**Records for this exercise:**
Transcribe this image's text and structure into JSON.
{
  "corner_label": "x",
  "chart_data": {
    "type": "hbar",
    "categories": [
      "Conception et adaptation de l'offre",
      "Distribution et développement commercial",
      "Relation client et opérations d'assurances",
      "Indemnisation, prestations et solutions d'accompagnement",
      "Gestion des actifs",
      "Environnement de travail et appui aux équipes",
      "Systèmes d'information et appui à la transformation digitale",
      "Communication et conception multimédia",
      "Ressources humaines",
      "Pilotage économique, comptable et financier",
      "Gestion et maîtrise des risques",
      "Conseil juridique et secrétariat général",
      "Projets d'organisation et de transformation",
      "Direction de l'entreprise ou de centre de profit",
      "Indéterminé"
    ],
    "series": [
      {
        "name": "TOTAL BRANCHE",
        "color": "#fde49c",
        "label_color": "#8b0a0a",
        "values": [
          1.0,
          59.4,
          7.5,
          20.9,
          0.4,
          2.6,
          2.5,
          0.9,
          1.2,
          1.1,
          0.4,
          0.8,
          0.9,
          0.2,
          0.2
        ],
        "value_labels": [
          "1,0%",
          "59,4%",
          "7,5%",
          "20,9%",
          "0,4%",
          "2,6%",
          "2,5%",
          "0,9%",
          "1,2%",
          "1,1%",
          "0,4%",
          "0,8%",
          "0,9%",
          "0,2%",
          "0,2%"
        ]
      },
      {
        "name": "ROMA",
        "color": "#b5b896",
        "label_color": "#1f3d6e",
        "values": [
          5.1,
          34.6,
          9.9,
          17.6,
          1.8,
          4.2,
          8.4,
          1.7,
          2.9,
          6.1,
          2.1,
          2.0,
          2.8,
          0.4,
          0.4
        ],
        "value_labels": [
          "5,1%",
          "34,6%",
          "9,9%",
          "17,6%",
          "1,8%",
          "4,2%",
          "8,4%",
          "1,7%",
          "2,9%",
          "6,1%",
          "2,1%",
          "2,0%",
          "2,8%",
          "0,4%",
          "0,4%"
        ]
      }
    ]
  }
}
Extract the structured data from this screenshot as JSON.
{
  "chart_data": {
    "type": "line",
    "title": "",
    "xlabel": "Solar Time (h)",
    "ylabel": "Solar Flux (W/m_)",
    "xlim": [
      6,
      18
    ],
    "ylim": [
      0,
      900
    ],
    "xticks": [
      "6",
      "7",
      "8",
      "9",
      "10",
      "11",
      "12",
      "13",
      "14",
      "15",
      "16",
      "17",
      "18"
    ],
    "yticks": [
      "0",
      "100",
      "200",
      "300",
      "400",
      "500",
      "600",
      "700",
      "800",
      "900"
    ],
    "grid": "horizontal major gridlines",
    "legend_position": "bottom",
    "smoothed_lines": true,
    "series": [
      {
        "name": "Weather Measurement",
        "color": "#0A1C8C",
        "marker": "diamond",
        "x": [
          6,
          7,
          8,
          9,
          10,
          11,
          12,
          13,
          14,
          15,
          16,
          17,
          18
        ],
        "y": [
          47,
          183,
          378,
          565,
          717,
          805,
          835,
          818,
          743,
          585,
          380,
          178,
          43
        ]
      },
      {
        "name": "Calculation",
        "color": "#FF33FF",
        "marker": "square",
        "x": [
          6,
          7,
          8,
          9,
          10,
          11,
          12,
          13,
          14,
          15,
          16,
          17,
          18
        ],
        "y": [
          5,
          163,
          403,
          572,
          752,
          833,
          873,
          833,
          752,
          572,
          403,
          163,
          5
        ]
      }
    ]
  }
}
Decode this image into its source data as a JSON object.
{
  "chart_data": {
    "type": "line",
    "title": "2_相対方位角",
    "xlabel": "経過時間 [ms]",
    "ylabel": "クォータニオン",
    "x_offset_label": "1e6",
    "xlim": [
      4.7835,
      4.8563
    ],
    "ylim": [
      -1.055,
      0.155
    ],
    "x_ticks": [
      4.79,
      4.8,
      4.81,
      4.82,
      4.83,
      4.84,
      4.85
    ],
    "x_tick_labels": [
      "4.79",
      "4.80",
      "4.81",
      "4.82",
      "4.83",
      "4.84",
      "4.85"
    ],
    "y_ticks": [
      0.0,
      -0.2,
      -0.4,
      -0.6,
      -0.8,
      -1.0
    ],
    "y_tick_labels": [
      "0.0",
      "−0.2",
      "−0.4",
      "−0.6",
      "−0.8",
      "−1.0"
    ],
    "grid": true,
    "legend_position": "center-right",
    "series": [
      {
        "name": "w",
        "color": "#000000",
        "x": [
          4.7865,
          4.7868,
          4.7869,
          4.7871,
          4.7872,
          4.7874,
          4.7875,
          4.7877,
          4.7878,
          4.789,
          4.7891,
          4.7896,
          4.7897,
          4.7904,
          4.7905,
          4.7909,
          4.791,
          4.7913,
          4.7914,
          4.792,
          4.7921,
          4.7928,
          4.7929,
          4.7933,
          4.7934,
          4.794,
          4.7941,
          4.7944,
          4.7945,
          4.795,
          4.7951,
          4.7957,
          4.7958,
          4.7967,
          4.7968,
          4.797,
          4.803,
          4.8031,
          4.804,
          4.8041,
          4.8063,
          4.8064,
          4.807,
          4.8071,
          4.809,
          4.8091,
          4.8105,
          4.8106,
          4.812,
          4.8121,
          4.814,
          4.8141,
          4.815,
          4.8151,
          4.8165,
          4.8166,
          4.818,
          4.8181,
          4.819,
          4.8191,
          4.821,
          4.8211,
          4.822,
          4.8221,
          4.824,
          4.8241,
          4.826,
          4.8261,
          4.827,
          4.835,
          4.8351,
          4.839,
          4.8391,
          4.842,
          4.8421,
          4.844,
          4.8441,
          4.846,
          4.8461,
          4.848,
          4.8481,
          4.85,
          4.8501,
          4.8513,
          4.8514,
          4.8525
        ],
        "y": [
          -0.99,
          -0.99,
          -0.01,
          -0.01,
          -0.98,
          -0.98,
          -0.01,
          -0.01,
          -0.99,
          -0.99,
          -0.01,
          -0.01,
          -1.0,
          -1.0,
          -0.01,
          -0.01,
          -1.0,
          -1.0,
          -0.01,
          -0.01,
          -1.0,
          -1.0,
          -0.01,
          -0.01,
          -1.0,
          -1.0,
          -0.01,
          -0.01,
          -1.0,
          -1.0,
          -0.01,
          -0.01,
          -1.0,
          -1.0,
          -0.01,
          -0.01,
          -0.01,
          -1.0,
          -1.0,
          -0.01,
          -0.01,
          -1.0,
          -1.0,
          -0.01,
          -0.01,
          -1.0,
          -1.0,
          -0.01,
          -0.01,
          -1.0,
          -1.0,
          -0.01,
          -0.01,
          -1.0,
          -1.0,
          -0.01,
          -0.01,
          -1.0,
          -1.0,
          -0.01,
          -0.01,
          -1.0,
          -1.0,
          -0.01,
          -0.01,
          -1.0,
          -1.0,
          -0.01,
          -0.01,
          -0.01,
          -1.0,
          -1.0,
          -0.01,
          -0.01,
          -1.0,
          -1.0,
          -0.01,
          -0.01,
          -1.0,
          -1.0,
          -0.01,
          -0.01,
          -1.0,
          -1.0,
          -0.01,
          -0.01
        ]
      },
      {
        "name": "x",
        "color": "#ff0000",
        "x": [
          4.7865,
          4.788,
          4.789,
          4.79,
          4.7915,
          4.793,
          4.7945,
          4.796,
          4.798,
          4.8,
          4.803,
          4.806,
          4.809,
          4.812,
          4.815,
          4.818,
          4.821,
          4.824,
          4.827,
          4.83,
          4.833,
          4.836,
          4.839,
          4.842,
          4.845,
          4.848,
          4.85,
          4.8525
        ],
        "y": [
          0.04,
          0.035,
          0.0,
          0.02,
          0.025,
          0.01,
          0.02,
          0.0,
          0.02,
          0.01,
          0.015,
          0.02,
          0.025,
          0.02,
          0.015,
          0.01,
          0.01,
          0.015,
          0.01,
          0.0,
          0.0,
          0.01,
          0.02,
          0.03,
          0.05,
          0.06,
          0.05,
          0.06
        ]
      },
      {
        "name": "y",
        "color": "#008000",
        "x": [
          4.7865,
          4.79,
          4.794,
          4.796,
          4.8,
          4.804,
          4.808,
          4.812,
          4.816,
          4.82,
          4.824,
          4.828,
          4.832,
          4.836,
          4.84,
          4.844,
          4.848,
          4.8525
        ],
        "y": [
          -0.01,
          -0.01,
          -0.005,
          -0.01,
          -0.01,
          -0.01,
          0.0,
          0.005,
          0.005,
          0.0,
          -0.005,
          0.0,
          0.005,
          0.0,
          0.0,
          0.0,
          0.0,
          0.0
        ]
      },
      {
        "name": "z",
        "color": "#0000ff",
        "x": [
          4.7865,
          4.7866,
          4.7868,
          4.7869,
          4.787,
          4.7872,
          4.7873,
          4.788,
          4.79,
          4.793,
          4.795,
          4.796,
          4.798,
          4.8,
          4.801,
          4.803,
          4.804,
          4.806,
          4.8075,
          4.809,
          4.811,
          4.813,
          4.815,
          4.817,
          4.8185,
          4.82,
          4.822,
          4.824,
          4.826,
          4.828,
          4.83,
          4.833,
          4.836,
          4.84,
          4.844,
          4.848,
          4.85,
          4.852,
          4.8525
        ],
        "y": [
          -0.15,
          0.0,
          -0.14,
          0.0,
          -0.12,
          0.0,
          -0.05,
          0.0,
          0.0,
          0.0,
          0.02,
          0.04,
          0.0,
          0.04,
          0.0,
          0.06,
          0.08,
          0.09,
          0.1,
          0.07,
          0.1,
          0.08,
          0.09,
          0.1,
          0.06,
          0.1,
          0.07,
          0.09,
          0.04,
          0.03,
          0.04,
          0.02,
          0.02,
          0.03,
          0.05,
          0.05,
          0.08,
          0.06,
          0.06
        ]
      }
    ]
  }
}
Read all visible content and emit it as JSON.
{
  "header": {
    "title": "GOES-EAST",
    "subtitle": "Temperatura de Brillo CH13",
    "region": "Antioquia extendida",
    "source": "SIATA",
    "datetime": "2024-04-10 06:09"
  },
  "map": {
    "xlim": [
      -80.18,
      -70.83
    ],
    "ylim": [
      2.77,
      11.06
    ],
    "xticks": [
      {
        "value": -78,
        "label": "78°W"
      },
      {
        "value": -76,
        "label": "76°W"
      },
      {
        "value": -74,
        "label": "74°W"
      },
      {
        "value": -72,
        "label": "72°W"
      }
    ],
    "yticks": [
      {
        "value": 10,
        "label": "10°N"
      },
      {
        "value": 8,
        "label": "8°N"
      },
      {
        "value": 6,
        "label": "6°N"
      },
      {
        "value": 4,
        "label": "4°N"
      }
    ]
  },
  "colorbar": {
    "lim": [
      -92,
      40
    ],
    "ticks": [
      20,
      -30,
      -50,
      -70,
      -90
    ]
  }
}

**Aim:** Look through the data above. Find each line with the string "Gestion" and copy it.

**Solution:**
      "Gestion des actifs",
      "Gestion et maîtrise des risques",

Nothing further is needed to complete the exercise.